### Goal
Please return every one of the lines below without changing a single character.

Stored items
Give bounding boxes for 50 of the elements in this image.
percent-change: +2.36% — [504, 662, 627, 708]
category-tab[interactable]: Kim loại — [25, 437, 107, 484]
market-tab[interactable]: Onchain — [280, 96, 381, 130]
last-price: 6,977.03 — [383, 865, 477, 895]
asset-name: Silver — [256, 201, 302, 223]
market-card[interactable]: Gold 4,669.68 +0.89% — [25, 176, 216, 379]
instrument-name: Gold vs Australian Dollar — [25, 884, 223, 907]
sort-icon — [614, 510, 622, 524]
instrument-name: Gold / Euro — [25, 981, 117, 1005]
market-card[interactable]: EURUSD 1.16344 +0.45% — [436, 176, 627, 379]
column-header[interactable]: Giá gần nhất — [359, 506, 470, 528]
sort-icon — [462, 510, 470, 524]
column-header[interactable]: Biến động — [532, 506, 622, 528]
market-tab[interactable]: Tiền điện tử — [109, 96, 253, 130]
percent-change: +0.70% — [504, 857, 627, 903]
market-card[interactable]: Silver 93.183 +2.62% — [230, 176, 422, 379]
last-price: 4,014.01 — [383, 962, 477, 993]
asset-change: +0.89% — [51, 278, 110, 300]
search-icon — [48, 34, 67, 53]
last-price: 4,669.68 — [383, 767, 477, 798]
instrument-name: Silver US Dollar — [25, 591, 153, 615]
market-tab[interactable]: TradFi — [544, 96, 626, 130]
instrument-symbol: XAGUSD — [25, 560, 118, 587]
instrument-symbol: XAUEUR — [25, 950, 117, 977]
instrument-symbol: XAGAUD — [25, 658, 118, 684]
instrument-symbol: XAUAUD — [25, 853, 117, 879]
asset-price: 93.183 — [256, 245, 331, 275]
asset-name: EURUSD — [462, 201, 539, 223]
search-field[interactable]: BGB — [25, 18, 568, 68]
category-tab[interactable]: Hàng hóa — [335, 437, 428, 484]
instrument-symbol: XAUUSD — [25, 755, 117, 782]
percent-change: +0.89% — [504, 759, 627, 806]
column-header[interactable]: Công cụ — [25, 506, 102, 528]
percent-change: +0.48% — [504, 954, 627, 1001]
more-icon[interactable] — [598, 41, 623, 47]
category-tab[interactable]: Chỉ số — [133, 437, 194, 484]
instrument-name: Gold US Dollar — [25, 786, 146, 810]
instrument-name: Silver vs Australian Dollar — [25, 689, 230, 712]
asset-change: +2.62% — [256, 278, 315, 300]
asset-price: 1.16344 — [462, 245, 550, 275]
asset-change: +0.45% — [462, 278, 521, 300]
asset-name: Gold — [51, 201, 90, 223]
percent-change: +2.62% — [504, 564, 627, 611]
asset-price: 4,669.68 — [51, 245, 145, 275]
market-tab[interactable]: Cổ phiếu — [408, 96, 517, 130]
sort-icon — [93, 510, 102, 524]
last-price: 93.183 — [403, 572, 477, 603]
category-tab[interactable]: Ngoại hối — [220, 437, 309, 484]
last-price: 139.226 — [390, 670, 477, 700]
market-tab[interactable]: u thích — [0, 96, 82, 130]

### Full output
Give bounding boxes for 50 of the elements in this image.
percent-change: +2.36% — [504, 662, 627, 708]
category-tab[interactable]: Kim loại — [25, 437, 107, 484]
market-tab[interactable]: Onchain — [280, 96, 381, 130]
last-price: 6,977.03 — [383, 865, 477, 895]
asset-name: Silver — [256, 201, 302, 223]
market-card[interactable]: Gold 4,669.68 +0.89% — [25, 176, 216, 379]
instrument-name: Gold vs Australian Dollar — [25, 884, 223, 907]
sort-icon — [614, 510, 622, 524]
instrument-name: Gold / Euro — [25, 981, 117, 1005]
market-card[interactable]: EURUSD 1.16344 +0.45% — [436, 176, 627, 379]
column-header[interactable]: Giá gần nhất — [359, 506, 470, 528]
sort-icon — [462, 510, 470, 524]
column-header[interactable]: Biến động — [532, 506, 622, 528]
market-tab[interactable]: Tiền điện tử — [109, 96, 253, 130]
percent-change: +0.70% — [504, 857, 627, 903]
market-card[interactable]: Silver 93.183 +2.62% — [230, 176, 422, 379]
last-price: 4,014.01 — [383, 962, 477, 993]
asset-change: +0.89% — [51, 278, 110, 300]
search-icon — [48, 34, 67, 53]
last-price: 4,669.68 — [383, 767, 477, 798]
instrument-name: Silver US Dollar — [25, 591, 153, 615]
market-tab[interactable]: TradFi — [544, 96, 626, 130]
instrument-symbol: XAGUSD — [25, 560, 118, 587]
instrument-symbol: XAUEUR — [25, 950, 117, 977]
instrument-symbol: XAGAUD — [25, 658, 118, 684]
instrument-symbol: XAUAUD — [25, 853, 117, 879]
asset-price: 93.183 — [256, 245, 331, 275]
asset-name: EURUSD — [462, 201, 539, 223]
search-field[interactable]: BGB — [25, 18, 568, 68]
category-tab[interactable]: Hàng hóa — [335, 437, 428, 484]
instrument-symbol: XAUUSD — [25, 755, 117, 782]
percent-change: +0.89% — [504, 759, 627, 806]
column-header[interactable]: Công cụ — [25, 506, 102, 528]
percent-change: +0.48% — [504, 954, 627, 1001]
more-icon[interactable] — [598, 41, 623, 47]
category-tab[interactable]: Chỉ số — [133, 437, 194, 484]
instrument-name: Gold US Dollar — [25, 786, 146, 810]
instrument-name: Silver vs Australian Dollar — [25, 689, 230, 712]
asset-change: +2.62% — [256, 278, 315, 300]
asset-price: 1.16344 — [462, 245, 550, 275]
asset-change: +0.45% — [462, 278, 521, 300]
asset-name: Gold — [51, 201, 90, 223]
percent-change: +2.62% — [504, 564, 627, 611]
asset-price: 4,669.68 — [51, 245, 145, 275]
market-tab[interactable]: Cổ phiếu — [408, 96, 517, 130]
sort-icon — [93, 510, 102, 524]
last-price: 93.183 — [403, 572, 477, 603]
category-tab[interactable]: Ngoại hối — [220, 437, 309, 484]
last-price: 139.226 — [390, 670, 477, 700]
market-tab[interactable]: u thích — [0, 96, 82, 130]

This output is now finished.